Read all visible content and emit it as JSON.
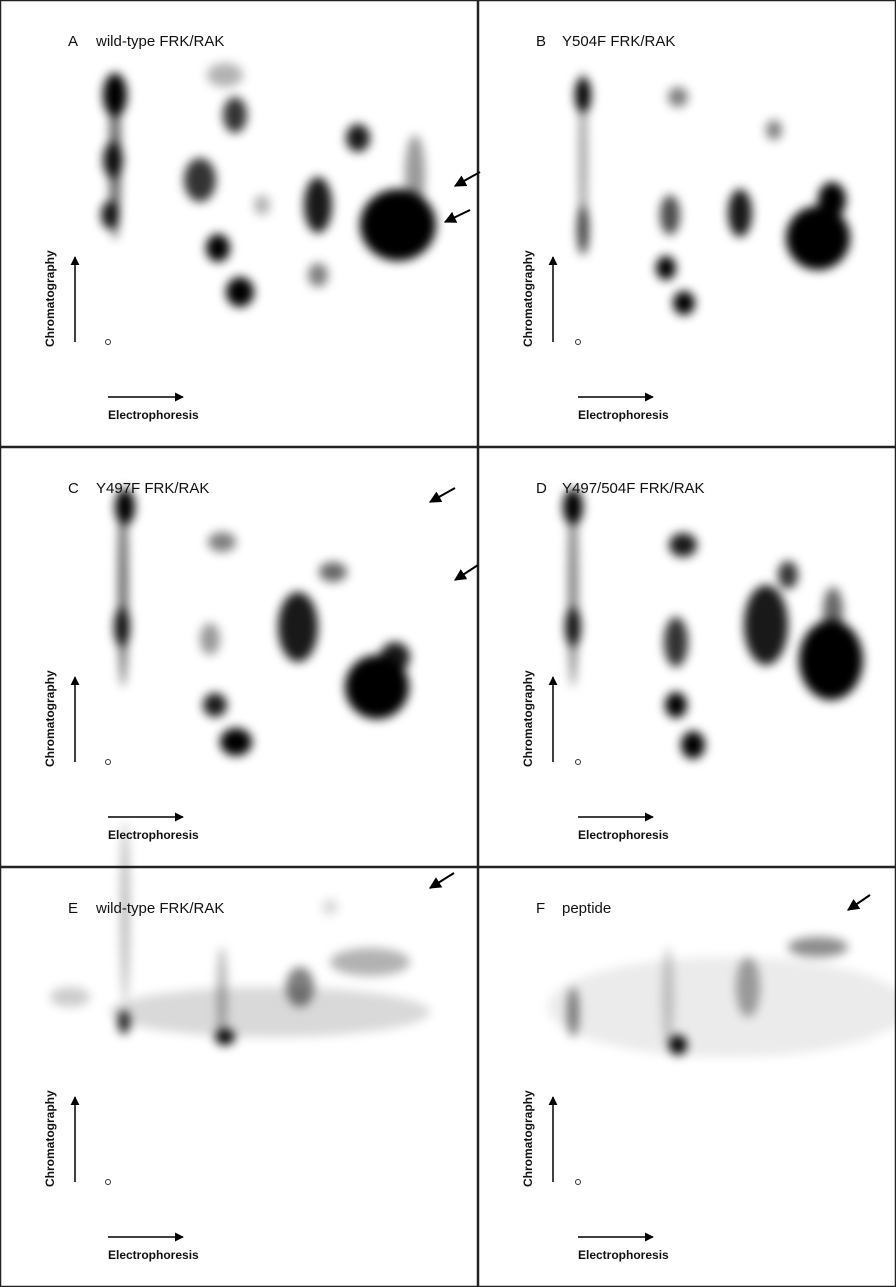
{
  "panels": [
    {
      "letter": "A",
      "title": "wild-type FRK/RAK"
    },
    {
      "letter": "B",
      "title": "Y504F FRK/RAK"
    },
    {
      "letter": "C",
      "title": "Y497F FRK/RAK"
    },
    {
      "letter": "D",
      "title": "Y497/504F FRK/RAK"
    },
    {
      "letter": "E",
      "title": "wild-type FRK/RAK"
    },
    {
      "letter": "F",
      "title": "peptide"
    }
  ],
  "y_axis_label": "Chromatography",
  "x_axis_label": "Electrophoresis"
}
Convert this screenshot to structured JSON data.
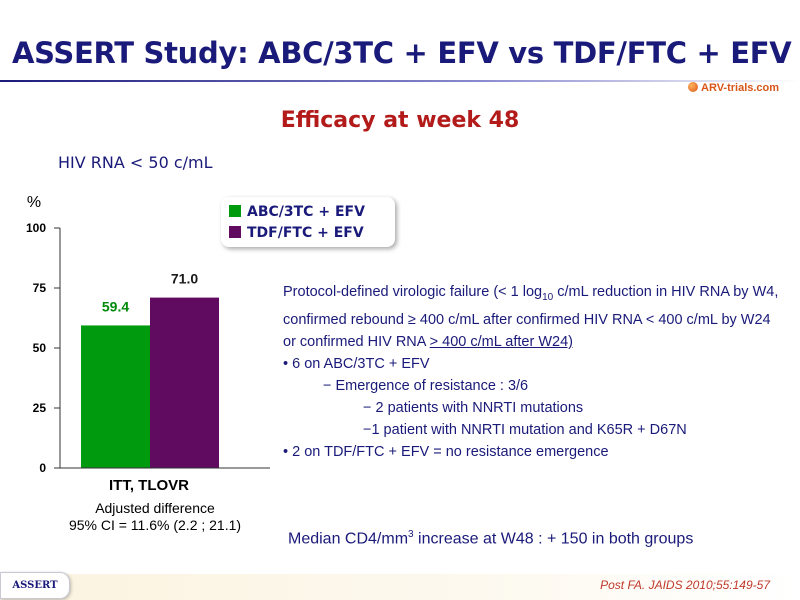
{
  "slide": {
    "title": "ASSERT Study: ABC/3TC + EFV vs TDF/FTC + EFV",
    "subtitle": "Efficacy at week 48",
    "logo_text": "ARV-trials.com"
  },
  "chart_data": {
    "type": "bar",
    "title": "HIV RNA < 50 c/mL",
    "ylabel": "%",
    "ylim": [
      0,
      100
    ],
    "yticks": [
      0,
      25,
      50,
      75,
      100
    ],
    "categories": [
      "ITT, TLOVR"
    ],
    "series": [
      {
        "name": "ABC/3TC + EFV",
        "color": "#009a0f",
        "values": [
          59.4
        ],
        "label": "59.4"
      },
      {
        "name": "TDF/FTC + EFV",
        "color": "#600a60",
        "values": [
          71.0
        ],
        "label": "71.0"
      }
    ],
    "legend": "top-right"
  },
  "adjusted": {
    "line1": "Adjusted difference",
    "line2": "95% CI = 11.6% (2.2 ; 21.1)"
  },
  "notes": {
    "failure_a": "Protocol-defined virologic failure (< 1 log",
    "failure_sub": "10",
    "failure_b": " c/mL reduction in HIV RNA by W4, confirmed rebound ≥ 400 c/mL after confirmed HIV RNA < 400 c/mL by W24 or confirmed HIV RNA ",
    "failure_ge": "> 400 c/mL after W24)",
    "b1": "• 6 on ABC/3TC + EFV",
    "b1a": "− Emergence of resistance : 3/6",
    "b1a1": "− 2 patients with NNRTI mutations",
    "b1a2": "−1 patient with NNRTI mutation and K65R + D67N",
    "b2": "• 2 on TDF/FTC + EFV = no resistance emergence"
  },
  "median": {
    "text_a": "Median CD4/mm",
    "sup": "3",
    "text_b": " increase at W48 : + 150 in both groups"
  },
  "footer": {
    "tab": "ASSERT",
    "citation": "Post FA. JAIDS 2010;55:149-57"
  }
}
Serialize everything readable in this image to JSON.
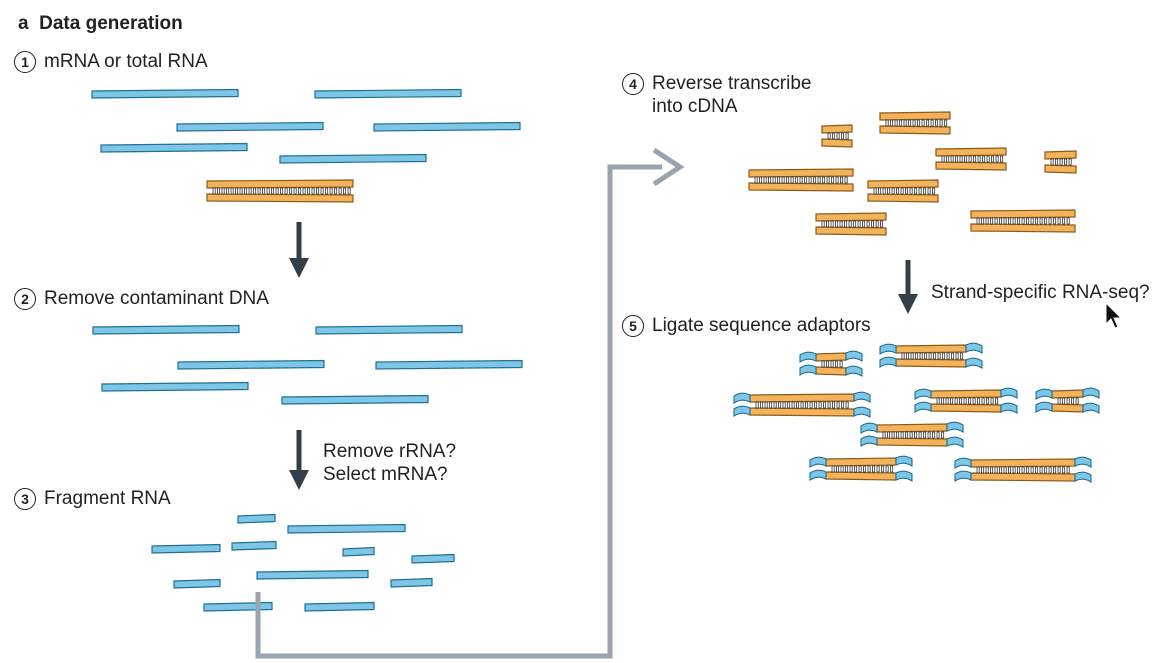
{
  "panel_label": "a",
  "title": "Data generation",
  "steps": [
    {
      "num": "1",
      "label": "mRNA or total RNA"
    },
    {
      "num": "2",
      "label": "Remove contaminant DNA"
    },
    {
      "num": "3",
      "label": "Fragment RNA"
    },
    {
      "num": "4",
      "line1": "Reverse transcribe",
      "line2": "into cDNA"
    },
    {
      "num": "5",
      "label": "Ligate sequence adaptors"
    }
  ],
  "arrow_labels": {
    "rrna": "Remove rRNA?",
    "mrna": "Select mRNA?",
    "strand": "Strand-specific RNA-seq?"
  },
  "colors": {
    "rna_fill": "#7ec6e6",
    "rna_stroke": "#1f6f96",
    "dna_fill": "#f4b25a",
    "dna_stroke": "#8a5a1a",
    "arrow_dark": "#333f48",
    "arrow_grey": "#9aa3b0"
  }
}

===

- [Exercise description]: Would you please transcribe the listing in full, exactly, while omitting the images?

- [Task result]:
Read all visible content and emit it as JSON.
{
  "panels": [
    {
      "letter": "A",
      "title": "wild-type FRK/RAK"
    },
    {
      "letter": "B",
      "title": "Y504F FRK/RAK"
    },
    {
      "letter": "C",
      "title": "Y497F FRK/RAK"
    },
    {
      "letter": "D",
      "title": "Y497/504F FRK/RAK"
    },
    {
      "letter": "E",
      "title": "wild-type FRK/RAK"
    },
    {
      "letter": "F",
      "title": "peptide"
    }
  ],
  "y_axis_label": "Chromatography",
  "x_axis_label": "Electrophoresis"
}
Convert this screenshot to structured JSON data.
{
  "slide": {
    "title": "ASSERT Study: ABC/3TC + EFV vs TDF/FTC + EFV",
    "subtitle": "Efficacy at week 48",
    "logo_text": "ARV-trials.com"
  },
  "chart_data": {
    "type": "bar",
    "title": "HIV RNA < 50 c/mL",
    "ylabel": "%",
    "ylim": [
      0,
      100
    ],
    "yticks": [
      0,
      25,
      50,
      75,
      100
    ],
    "categories": [
      "ITT, TLOVR"
    ],
    "series": [
      {
        "name": "ABC/3TC + EFV",
        "color": "#009a0f",
        "values": [
          59.4
        ],
        "label": "59.4"
      },
      {
        "name": "TDF/FTC + EFV",
        "color": "#600a60",
        "values": [
          71.0
        ],
        "label": "71.0"
      }
    ],
    "legend": "top-right"
  },
  "adjusted": {
    "line1": "Adjusted difference",
    "line2": "95% CI = 11.6% (2.2 ; 21.1)"
  },
  "notes": {
    "failure_a": "Protocol-defined virologic failure (< 1 log",
    "failure_sub": "10",
    "failure_b": " c/mL reduction in HIV RNA by W4, confirmed rebound ≥ 400 c/mL after confirmed HIV RNA < 400 c/mL by W24 or confirmed HIV RNA ",
    "failure_ge": "> 400 c/mL after W24)",
    "b1": "• 6 on ABC/3TC + EFV",
    "b1a": "− Emergence of resistance : 3/6",
    "b1a1": "− 2 patients with NNRTI mutations",
    "b1a2": "−1 patient with NNRTI mutation and K65R + D67N",
    "b2": "• 2 on TDF/FTC + EFV = no resistance emergence"
  },
  "median": {
    "text_a": "Median CD4/mm",
    "sup": "3",
    "text_b": " increase at W48 : + 150 in both groups"
  },
  "footer": {
    "tab": "ASSERT",
    "citation": "Post FA. JAIDS 2010;55:149-57"
  }
}
Serialize everything readable in this image to JSON.
{
  "panel_label": "a",
  "title": "Data generation",
  "steps": [
    {
      "num": "1",
      "label": "mRNA or total RNA"
    },
    {
      "num": "2",
      "label": "Remove contaminant DNA"
    },
    {
      "num": "3",
      "label": "Fragment RNA"
    },
    {
      "num": "4",
      "line1": "Reverse transcribe",
      "line2": "into cDNA"
    },
    {
      "num": "5",
      "label": "Ligate sequence adaptors"
    }
  ],
  "arrow_labels": {
    "rrna": "Remove rRNA?",
    "mrna": "Select mRNA?",
    "strand": "Strand-specific RNA-seq?"
  },
  "colors": {
    "rna_fill": "#7ec6e6",
    "rna_stroke": "#1f6f96",
    "dna_fill": "#f4b25a",
    "dna_stroke": "#8a5a1a",
    "arrow_dark": "#333f48",
    "arrow_grey": "#9aa3b0"
  }
}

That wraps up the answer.